*Stored data entries*

-- Start --

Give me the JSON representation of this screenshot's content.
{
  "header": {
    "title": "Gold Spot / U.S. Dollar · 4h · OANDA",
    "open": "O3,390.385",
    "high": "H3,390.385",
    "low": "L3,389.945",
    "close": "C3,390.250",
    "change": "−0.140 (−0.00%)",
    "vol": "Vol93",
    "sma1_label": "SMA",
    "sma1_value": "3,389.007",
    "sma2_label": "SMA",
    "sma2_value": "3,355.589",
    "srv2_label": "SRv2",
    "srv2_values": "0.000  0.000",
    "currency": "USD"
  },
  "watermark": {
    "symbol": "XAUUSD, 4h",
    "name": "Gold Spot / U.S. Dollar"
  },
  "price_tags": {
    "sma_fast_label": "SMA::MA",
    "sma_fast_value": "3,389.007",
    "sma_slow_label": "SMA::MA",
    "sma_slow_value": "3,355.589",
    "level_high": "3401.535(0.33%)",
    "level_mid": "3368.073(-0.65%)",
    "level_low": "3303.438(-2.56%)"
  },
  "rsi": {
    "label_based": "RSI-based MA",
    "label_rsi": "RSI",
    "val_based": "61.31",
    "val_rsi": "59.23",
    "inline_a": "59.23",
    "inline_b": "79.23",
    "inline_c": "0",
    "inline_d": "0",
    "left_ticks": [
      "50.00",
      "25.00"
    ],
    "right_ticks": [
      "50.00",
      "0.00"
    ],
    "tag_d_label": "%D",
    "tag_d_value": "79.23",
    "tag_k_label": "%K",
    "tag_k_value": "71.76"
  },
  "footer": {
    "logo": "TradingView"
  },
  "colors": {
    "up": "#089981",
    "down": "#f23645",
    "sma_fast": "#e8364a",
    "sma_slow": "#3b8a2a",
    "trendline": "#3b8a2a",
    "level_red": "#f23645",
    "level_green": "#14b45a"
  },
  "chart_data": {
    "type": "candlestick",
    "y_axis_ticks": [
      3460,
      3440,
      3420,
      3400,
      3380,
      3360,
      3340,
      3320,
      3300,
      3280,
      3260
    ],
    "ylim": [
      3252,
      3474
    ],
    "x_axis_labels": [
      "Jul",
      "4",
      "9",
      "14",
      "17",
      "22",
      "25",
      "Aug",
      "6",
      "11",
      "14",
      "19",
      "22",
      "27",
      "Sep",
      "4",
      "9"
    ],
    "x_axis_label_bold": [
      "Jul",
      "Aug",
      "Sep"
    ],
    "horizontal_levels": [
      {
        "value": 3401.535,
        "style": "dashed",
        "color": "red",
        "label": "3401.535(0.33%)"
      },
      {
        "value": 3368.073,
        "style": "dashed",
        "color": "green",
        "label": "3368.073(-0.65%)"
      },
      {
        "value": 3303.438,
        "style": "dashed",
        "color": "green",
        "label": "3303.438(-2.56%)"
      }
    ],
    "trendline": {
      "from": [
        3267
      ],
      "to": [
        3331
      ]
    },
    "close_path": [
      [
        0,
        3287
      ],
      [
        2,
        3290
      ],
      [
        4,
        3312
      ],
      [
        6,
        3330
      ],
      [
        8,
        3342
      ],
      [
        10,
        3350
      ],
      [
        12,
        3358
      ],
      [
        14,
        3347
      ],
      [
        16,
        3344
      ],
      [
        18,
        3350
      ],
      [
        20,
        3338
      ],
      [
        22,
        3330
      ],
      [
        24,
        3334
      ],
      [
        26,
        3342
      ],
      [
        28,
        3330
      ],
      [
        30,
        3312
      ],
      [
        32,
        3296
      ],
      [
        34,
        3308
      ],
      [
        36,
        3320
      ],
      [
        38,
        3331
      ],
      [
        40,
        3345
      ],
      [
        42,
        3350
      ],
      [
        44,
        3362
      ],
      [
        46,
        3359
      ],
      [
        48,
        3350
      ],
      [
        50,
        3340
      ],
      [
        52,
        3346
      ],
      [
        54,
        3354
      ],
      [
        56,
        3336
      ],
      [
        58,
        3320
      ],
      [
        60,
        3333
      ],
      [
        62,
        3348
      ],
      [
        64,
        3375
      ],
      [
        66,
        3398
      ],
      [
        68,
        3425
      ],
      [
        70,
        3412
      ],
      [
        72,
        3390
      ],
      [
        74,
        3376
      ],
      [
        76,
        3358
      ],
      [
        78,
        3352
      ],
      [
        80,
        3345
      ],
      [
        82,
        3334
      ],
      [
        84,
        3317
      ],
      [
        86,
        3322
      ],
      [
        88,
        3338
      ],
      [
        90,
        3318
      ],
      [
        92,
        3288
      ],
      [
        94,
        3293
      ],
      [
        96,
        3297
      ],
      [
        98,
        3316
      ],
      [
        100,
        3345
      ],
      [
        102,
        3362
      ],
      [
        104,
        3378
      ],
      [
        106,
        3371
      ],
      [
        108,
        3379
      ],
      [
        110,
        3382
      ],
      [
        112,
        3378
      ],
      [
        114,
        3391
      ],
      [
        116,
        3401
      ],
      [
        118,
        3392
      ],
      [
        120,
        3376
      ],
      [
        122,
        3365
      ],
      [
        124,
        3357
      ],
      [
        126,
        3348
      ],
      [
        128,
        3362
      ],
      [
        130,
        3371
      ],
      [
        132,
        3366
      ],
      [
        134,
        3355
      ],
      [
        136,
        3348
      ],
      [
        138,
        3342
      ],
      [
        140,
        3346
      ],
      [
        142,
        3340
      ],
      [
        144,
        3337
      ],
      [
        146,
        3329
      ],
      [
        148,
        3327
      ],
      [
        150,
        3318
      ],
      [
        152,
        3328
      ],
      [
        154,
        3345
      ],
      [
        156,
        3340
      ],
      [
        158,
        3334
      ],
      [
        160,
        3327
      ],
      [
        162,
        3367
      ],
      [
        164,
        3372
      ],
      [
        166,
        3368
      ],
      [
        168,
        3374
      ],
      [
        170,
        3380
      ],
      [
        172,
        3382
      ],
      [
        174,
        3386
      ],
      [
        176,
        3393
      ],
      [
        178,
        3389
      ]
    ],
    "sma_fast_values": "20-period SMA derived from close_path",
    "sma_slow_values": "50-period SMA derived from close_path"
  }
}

-- End --

Write out every record verbatim.

*THE OUTPUT*
Give me the JSON representation of this screenshot's content.
{
  "header": {
    "title": "Gold Spot / U.S. Dollar · 4h · OANDA",
    "open": "O3,390.385",
    "high": "H3,390.385",
    "low": "L3,389.945",
    "close": "C3,390.250",
    "change": "−0.140 (−0.00%)",
    "vol": "Vol93",
    "sma1_label": "SMA",
    "sma1_value": "3,389.007",
    "sma2_label": "SMA",
    "sma2_value": "3,355.589",
    "srv2_label": "SRv2",
    "srv2_values": "0.000  0.000",
    "currency": "USD"
  },
  "watermark": {
    "symbol": "XAUUSD, 4h",
    "name": "Gold Spot / U.S. Dollar"
  },
  "price_tags": {
    "sma_fast_label": "SMA::MA",
    "sma_fast_value": "3,389.007",
    "sma_slow_label": "SMA::MA",
    "sma_slow_value": "3,355.589",
    "level_high": "3401.535(0.33%)",
    "level_mid": "3368.073(-0.65%)",
    "level_low": "3303.438(-2.56%)"
  },
  "rsi": {
    "label_based": "RSI-based MA",
    "label_rsi": "RSI",
    "val_based": "61.31",
    "val_rsi": "59.23",
    "inline_a": "59.23",
    "inline_b": "79.23",
    "inline_c": "0",
    "inline_d": "0",
    "left_ticks": [
      "50.00",
      "25.00"
    ],
    "right_ticks": [
      "50.00",
      "0.00"
    ],
    "tag_d_label": "%D",
    "tag_d_value": "79.23",
    "tag_k_label": "%K",
    "tag_k_value": "71.76"
  },
  "footer": {
    "logo": "TradingView"
  },
  "colors": {
    "up": "#089981",
    "down": "#f23645",
    "sma_fast": "#e8364a",
    "sma_slow": "#3b8a2a",
    "trendline": "#3b8a2a",
    "level_red": "#f23645",
    "level_green": "#14b45a"
  },
  "chart_data": {
    "type": "candlestick",
    "y_axis_ticks": [
      3460,
      3440,
      3420,
      3400,
      3380,
      3360,
      3340,
      3320,
      3300,
      3280,
      3260
    ],
    "ylim": [
      3252,
      3474
    ],
    "x_axis_labels": [
      "Jul",
      "4",
      "9",
      "14",
      "17",
      "22",
      "25",
      "Aug",
      "6",
      "11",
      "14",
      "19",
      "22",
      "27",
      "Sep",
      "4",
      "9"
    ],
    "x_axis_label_bold": [
      "Jul",
      "Aug",
      "Sep"
    ],
    "horizontal_levels": [
      {
        "value": 3401.535,
        "style": "dashed",
        "color": "red",
        "label": "3401.535(0.33%)"
      },
      {
        "value": 3368.073,
        "style": "dashed",
        "color": "green",
        "label": "3368.073(-0.65%)"
      },
      {
        "value": 3303.438,
        "style": "dashed",
        "color": "green",
        "label": "3303.438(-2.56%)"
      }
    ],
    "trendline": {
      "from": [
        3267
      ],
      "to": [
        3331
      ]
    },
    "close_path": [
      [
        0,
        3287
      ],
      [
        2,
        3290
      ],
      [
        4,
        3312
      ],
      [
        6,
        3330
      ],
      [
        8,
        3342
      ],
      [
        10,
        3350
      ],
      [
        12,
        3358
      ],
      [
        14,
        3347
      ],
      [
        16,
        3344
      ],
      [
        18,
        3350
      ],
      [
        20,
        3338
      ],
      [
        22,
        3330
      ],
      [
        24,
        3334
      ],
      [
        26,
        3342
      ],
      [
        28,
        3330
      ],
      [
        30,
        3312
      ],
      [
        32,
        3296
      ],
      [
        34,
        3308
      ],
      [
        36,
        3320
      ],
      [
        38,
        3331
      ],
      [
        40,
        3345
      ],
      [
        42,
        3350
      ],
      [
        44,
        3362
      ],
      [
        46,
        3359
      ],
      [
        48,
        3350
      ],
      [
        50,
        3340
      ],
      [
        52,
        3346
      ],
      [
        54,
        3354
      ],
      [
        56,
        3336
      ],
      [
        58,
        3320
      ],
      [
        60,
        3333
      ],
      [
        62,
        3348
      ],
      [
        64,
        3375
      ],
      [
        66,
        3398
      ],
      [
        68,
        3425
      ],
      [
        70,
        3412
      ],
      [
        72,
        3390
      ],
      [
        74,
        3376
      ],
      [
        76,
        3358
      ],
      [
        78,
        3352
      ],
      [
        80,
        3345
      ],
      [
        82,
        3334
      ],
      [
        84,
        3317
      ],
      [
        86,
        3322
      ],
      [
        88,
        3338
      ],
      [
        90,
        3318
      ],
      [
        92,
        3288
      ],
      [
        94,
        3293
      ],
      [
        96,
        3297
      ],
      [
        98,
        3316
      ],
      [
        100,
        3345
      ],
      [
        102,
        3362
      ],
      [
        104,
        3378
      ],
      [
        106,
        3371
      ],
      [
        108,
        3379
      ],
      [
        110,
        3382
      ],
      [
        112,
        3378
      ],
      [
        114,
        3391
      ],
      [
        116,
        3401
      ],
      [
        118,
        3392
      ],
      [
        120,
        3376
      ],
      [
        122,
        3365
      ],
      [
        124,
        3357
      ],
      [
        126,
        3348
      ],
      [
        128,
        3362
      ],
      [
        130,
        3371
      ],
      [
        132,
        3366
      ],
      [
        134,
        3355
      ],
      [
        136,
        3348
      ],
      [
        138,
        3342
      ],
      [
        140,
        3346
      ],
      [
        142,
        3340
      ],
      [
        144,
        3337
      ],
      [
        146,
        3329
      ],
      [
        148,
        3327
      ],
      [
        150,
        3318
      ],
      [
        152,
        3328
      ],
      [
        154,
        3345
      ],
      [
        156,
        3340
      ],
      [
        158,
        3334
      ],
      [
        160,
        3327
      ],
      [
        162,
        3367
      ],
      [
        164,
        3372
      ],
      [
        166,
        3368
      ],
      [
        168,
        3374
      ],
      [
        170,
        3380
      ],
      [
        172,
        3382
      ],
      [
        174,
        3386
      ],
      [
        176,
        3393
      ],
      [
        178,
        3389
      ]
    ],
    "sma_fast_values": "20-period SMA derived from close_path",
    "sma_slow_values": "50-period SMA derived from close_path"
  }
}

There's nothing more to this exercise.